**TEXTE À LIRE**
Julian Alaphilippe et Remco Evenepoel ont passé le dimanche au chaud. Loin de la boue et des pavés de Paris-Roubaix. Ils ont regardé la reine des classiques mais étaient heureux de ne pas avoir pris part à ce véritable combat dantesque.

"Je ne regrette pas de ne pas y avoir étreint mon maillot arc-en-ciel", lance le double champion du monde. "J’étais content d’encourager mes équipiers à travers le petit écran."

Et de rester sur ses positions : "Cette course ne ressemble à aucune autre. Elle est vraiment très spéciale et j’ai l’intention d’y participer un jour. Mais je ne sais pas quand."

**ACTIVITÉS**
(a) D'après l'article sur Paris-Roubaix, pourquoi le double champion du monde ne regrette-t-il pas d'avoir manqué la course ? Répondez en une à trois phrases.
(b) Poursuivez l'article sur Paris-Roubaix à partir de sa dernière phrase.

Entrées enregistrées
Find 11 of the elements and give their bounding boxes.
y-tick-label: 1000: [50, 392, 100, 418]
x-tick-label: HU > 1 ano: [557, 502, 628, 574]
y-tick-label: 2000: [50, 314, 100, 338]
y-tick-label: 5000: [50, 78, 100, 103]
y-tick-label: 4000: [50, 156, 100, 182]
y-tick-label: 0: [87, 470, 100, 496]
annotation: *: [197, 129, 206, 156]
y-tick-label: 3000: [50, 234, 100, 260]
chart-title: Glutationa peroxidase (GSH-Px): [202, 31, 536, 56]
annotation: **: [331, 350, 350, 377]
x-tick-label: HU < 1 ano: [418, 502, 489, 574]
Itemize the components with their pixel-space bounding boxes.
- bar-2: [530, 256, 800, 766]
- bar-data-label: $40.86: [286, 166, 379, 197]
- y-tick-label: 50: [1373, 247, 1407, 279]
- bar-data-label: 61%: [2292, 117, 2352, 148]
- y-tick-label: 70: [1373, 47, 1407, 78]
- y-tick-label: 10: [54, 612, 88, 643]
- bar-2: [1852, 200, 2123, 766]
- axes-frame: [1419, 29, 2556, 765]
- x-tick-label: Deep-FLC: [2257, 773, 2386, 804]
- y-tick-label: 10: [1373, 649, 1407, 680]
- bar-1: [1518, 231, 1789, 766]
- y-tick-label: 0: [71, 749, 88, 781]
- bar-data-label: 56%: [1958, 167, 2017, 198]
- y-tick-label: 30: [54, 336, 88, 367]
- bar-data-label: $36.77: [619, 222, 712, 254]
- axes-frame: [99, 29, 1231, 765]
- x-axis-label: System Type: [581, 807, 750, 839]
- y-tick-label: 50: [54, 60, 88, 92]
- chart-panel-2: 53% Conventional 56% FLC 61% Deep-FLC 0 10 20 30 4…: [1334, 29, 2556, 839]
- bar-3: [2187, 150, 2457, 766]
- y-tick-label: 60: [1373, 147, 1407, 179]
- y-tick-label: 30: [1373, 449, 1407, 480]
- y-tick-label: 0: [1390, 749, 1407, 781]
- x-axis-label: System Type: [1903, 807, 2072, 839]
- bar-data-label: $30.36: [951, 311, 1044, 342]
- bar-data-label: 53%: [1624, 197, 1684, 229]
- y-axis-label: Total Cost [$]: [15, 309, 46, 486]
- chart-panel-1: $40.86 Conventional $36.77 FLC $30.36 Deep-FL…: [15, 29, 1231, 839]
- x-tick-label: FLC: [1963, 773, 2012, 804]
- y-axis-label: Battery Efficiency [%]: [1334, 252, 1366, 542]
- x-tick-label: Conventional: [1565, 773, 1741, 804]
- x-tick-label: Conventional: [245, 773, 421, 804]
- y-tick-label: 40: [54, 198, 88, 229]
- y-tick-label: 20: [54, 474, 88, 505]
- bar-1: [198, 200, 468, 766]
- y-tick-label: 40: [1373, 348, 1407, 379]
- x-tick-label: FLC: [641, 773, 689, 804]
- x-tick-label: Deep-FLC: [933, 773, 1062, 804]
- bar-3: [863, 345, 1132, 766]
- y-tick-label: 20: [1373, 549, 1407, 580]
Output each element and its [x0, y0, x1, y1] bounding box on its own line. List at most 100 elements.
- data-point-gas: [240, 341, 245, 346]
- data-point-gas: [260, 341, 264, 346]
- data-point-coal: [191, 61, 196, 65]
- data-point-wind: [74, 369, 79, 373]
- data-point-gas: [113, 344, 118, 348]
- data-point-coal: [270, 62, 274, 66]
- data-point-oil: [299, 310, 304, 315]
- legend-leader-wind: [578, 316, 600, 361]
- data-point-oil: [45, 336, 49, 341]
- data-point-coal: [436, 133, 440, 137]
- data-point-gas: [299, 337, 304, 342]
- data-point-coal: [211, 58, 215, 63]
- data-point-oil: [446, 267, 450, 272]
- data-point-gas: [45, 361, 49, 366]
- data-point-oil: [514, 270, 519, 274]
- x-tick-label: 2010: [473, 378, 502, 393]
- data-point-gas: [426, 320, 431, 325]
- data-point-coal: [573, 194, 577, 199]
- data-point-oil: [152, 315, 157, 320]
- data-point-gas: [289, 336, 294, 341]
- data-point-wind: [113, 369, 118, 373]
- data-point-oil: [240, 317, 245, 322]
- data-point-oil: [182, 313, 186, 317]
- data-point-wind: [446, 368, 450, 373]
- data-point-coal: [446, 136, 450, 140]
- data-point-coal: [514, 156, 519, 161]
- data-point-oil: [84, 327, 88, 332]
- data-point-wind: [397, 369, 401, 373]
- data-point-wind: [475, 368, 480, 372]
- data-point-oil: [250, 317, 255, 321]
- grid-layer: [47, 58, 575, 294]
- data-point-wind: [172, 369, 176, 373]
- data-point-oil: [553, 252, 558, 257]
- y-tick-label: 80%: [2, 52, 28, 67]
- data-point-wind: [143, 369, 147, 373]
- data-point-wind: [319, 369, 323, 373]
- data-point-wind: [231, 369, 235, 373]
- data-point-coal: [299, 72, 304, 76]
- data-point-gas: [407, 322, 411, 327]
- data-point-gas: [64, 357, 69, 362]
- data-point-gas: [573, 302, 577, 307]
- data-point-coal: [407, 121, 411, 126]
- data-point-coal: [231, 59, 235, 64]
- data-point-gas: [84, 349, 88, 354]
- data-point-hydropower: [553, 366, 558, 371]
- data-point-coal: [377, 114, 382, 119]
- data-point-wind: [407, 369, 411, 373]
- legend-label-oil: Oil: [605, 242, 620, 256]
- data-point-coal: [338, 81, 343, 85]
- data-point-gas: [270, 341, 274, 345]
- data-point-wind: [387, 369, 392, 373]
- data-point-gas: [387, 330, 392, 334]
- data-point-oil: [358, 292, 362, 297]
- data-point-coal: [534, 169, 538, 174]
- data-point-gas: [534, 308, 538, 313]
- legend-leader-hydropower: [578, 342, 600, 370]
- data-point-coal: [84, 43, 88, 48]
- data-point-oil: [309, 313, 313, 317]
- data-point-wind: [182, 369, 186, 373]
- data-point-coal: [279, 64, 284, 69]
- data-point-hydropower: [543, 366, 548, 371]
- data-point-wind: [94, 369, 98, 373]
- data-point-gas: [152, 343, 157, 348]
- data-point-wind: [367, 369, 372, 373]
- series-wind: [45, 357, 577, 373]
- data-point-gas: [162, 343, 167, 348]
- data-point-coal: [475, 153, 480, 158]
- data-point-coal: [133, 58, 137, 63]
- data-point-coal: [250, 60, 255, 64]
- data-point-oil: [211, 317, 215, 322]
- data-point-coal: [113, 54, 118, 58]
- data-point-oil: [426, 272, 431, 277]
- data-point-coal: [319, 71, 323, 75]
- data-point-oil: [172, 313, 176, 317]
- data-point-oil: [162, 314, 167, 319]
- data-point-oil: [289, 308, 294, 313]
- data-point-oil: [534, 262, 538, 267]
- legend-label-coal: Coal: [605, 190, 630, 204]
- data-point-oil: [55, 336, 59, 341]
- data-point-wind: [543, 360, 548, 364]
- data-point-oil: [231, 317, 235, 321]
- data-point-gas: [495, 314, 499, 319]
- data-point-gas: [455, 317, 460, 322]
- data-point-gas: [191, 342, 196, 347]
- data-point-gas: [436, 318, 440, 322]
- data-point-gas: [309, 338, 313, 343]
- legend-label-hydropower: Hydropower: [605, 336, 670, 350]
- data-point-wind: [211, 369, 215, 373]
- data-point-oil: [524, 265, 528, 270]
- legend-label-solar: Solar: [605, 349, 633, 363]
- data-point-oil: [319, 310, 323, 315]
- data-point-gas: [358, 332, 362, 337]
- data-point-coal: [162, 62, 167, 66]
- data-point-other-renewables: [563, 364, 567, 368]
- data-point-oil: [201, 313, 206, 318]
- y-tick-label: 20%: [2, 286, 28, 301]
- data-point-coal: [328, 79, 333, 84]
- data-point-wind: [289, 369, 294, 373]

**LISTE DES RÉPONSES**
(a) Il était content d'encourager ses équipiers devant le petit écran.

(b)
Le petit format brabançon a, lui, déjà tâté les pavés en 2018, une expérience dont il n’a pas gardé un très bon souvenir. "J’ai un immense respect pour tous les coureurs qui ont disputé ce monument, même ceux qui ne sont pas allés au bout, mais j’étais mieux dans mon fauteuil avec une pâtisserie. Je ne pense pas que l’Enfer du Nord soit fait pour moi. Je n’ai en tout cas pas envie d’y retourner. Une fois, c’est suffisant, même s’il ne faut jamais dire jamais."

L’un et l’autre préfèrent la classique des feuilles mortes.